> **Instructions to follow**:
The required output is a single number: how many lines of the material contain the string "djup".

> **Supplied data**:
————————
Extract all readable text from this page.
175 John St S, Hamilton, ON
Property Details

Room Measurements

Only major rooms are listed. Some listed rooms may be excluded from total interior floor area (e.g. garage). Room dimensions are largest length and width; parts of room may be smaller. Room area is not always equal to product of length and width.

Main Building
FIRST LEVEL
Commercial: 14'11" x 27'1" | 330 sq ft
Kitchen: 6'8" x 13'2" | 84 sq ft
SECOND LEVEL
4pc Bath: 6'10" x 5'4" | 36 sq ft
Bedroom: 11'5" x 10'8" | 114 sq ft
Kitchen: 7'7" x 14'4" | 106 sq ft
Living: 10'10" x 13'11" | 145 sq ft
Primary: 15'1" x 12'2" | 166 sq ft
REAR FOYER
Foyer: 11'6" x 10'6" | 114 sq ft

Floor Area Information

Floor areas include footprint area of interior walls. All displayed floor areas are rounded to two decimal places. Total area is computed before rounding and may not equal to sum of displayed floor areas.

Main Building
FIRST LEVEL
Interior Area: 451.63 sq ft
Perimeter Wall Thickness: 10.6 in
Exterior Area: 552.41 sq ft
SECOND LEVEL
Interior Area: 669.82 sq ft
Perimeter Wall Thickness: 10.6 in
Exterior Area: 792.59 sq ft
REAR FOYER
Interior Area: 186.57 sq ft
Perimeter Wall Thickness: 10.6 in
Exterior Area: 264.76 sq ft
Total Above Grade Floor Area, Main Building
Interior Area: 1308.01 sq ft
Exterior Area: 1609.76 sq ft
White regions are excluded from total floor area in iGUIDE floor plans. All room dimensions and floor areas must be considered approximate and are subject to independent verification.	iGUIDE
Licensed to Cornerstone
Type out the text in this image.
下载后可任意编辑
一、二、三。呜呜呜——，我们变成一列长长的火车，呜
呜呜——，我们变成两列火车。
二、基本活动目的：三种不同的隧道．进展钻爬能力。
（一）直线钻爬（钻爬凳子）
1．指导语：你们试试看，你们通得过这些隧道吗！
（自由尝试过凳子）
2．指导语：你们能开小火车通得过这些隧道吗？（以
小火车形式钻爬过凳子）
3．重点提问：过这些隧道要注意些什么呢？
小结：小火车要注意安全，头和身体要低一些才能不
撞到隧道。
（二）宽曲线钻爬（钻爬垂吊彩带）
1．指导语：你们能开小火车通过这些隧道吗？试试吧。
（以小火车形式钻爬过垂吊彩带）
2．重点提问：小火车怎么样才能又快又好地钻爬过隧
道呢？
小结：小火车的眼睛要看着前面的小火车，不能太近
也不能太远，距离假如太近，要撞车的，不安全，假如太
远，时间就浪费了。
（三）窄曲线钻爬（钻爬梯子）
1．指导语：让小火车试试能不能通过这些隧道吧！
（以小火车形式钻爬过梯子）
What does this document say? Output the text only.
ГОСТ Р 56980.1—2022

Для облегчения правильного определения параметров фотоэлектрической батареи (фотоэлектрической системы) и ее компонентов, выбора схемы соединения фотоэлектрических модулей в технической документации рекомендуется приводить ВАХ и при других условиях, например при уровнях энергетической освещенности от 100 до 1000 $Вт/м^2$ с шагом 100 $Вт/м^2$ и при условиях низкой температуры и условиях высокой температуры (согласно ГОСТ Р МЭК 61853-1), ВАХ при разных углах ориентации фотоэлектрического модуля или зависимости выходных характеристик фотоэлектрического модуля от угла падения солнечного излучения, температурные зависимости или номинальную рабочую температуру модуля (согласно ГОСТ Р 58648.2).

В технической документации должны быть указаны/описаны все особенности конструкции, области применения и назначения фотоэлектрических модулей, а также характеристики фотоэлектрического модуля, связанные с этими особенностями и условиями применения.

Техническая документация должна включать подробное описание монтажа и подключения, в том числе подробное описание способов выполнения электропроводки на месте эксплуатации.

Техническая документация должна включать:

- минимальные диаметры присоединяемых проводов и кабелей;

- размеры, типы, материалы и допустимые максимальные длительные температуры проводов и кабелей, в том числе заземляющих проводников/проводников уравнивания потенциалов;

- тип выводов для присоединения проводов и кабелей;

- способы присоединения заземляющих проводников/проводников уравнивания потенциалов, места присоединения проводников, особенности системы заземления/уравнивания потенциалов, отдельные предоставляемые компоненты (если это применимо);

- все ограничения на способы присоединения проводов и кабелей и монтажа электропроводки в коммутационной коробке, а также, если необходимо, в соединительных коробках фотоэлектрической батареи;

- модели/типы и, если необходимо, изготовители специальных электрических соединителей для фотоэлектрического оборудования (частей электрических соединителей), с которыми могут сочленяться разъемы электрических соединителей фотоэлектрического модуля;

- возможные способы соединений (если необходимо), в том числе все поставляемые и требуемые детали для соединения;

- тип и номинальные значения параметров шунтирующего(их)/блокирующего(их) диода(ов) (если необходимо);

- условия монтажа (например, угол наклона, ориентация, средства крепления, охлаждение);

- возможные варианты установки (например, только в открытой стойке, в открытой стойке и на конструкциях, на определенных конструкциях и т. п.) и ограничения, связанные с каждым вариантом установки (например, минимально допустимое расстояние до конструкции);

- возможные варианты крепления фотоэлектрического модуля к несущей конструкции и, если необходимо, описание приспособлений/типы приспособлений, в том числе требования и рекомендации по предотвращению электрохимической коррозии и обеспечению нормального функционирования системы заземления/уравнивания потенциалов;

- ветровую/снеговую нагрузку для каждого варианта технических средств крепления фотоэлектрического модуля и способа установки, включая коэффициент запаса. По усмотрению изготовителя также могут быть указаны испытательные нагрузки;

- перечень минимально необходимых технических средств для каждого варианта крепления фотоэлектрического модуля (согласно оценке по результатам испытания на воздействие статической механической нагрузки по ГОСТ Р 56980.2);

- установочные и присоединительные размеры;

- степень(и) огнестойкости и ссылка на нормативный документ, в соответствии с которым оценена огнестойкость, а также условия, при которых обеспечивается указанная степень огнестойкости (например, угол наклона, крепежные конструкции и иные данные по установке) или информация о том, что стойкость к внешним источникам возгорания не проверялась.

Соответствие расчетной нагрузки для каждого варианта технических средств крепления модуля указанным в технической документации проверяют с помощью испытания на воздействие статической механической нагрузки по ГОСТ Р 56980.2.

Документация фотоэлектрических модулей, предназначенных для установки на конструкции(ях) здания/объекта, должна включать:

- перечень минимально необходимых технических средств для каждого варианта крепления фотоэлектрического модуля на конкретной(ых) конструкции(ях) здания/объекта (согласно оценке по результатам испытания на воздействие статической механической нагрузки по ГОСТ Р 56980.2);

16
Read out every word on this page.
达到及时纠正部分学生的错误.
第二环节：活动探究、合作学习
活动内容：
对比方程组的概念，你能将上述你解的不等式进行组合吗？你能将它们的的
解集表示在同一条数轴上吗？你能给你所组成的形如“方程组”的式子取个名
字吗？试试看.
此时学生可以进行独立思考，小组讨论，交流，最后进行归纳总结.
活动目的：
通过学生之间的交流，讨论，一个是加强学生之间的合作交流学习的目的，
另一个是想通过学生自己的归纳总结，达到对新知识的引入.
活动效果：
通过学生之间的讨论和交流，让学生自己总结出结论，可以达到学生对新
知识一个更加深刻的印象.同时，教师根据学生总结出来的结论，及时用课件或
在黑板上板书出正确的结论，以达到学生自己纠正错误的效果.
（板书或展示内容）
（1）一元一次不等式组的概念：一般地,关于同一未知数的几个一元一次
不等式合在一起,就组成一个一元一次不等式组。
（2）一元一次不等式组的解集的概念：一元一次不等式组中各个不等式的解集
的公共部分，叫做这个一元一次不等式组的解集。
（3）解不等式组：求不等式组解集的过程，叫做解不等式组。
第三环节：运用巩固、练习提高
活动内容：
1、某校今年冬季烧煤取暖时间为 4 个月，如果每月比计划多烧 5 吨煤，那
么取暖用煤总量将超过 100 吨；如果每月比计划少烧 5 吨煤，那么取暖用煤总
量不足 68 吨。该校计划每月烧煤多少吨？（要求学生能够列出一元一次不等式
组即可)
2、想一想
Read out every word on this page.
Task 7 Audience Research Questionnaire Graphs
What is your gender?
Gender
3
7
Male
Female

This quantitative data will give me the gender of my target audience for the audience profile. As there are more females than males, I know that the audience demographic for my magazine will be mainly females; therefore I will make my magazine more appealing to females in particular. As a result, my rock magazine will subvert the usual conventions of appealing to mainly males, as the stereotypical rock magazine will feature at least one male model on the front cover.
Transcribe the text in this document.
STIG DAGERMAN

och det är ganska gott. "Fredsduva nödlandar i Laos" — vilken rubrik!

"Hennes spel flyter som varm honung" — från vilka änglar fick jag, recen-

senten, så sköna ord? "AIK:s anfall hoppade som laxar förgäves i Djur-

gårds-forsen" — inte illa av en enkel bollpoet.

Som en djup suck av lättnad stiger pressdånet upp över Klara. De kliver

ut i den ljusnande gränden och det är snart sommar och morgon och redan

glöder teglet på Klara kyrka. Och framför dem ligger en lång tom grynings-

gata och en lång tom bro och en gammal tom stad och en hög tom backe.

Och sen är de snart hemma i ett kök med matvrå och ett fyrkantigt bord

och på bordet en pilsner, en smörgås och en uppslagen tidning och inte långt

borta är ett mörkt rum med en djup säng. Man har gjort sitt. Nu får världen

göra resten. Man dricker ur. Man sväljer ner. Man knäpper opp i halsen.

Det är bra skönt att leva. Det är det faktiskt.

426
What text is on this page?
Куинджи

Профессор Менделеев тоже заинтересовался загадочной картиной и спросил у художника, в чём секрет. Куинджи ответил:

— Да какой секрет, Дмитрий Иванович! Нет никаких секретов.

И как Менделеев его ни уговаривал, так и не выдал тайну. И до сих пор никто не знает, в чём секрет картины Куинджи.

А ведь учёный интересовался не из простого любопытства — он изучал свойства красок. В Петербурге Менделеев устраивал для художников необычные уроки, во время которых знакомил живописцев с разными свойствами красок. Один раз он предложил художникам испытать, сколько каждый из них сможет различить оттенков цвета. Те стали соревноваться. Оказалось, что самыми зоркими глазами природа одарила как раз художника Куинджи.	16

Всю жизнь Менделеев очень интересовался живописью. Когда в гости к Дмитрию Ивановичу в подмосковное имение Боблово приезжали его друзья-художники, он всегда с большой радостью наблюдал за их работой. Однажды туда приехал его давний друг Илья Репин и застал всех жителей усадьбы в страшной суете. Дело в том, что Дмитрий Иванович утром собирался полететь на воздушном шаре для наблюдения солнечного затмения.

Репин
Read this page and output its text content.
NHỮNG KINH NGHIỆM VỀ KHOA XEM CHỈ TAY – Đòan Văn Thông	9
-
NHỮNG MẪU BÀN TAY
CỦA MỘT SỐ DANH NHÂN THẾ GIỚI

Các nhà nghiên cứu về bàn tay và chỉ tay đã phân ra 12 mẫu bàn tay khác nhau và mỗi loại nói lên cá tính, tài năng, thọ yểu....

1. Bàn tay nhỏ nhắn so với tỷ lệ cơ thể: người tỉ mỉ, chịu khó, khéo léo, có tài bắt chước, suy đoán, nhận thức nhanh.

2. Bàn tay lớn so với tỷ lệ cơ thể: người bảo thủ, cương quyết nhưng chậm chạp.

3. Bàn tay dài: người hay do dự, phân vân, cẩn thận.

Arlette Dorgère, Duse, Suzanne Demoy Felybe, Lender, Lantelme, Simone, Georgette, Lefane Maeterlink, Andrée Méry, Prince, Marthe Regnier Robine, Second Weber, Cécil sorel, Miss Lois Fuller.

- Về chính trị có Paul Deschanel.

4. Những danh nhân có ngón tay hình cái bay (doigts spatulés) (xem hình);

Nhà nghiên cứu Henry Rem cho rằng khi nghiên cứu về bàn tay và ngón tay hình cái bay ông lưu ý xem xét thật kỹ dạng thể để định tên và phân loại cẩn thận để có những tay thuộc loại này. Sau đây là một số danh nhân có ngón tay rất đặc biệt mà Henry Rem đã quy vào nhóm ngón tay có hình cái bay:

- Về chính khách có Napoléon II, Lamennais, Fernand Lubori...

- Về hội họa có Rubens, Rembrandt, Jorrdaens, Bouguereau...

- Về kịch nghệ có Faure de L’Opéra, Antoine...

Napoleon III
————————
> **Task output**:
2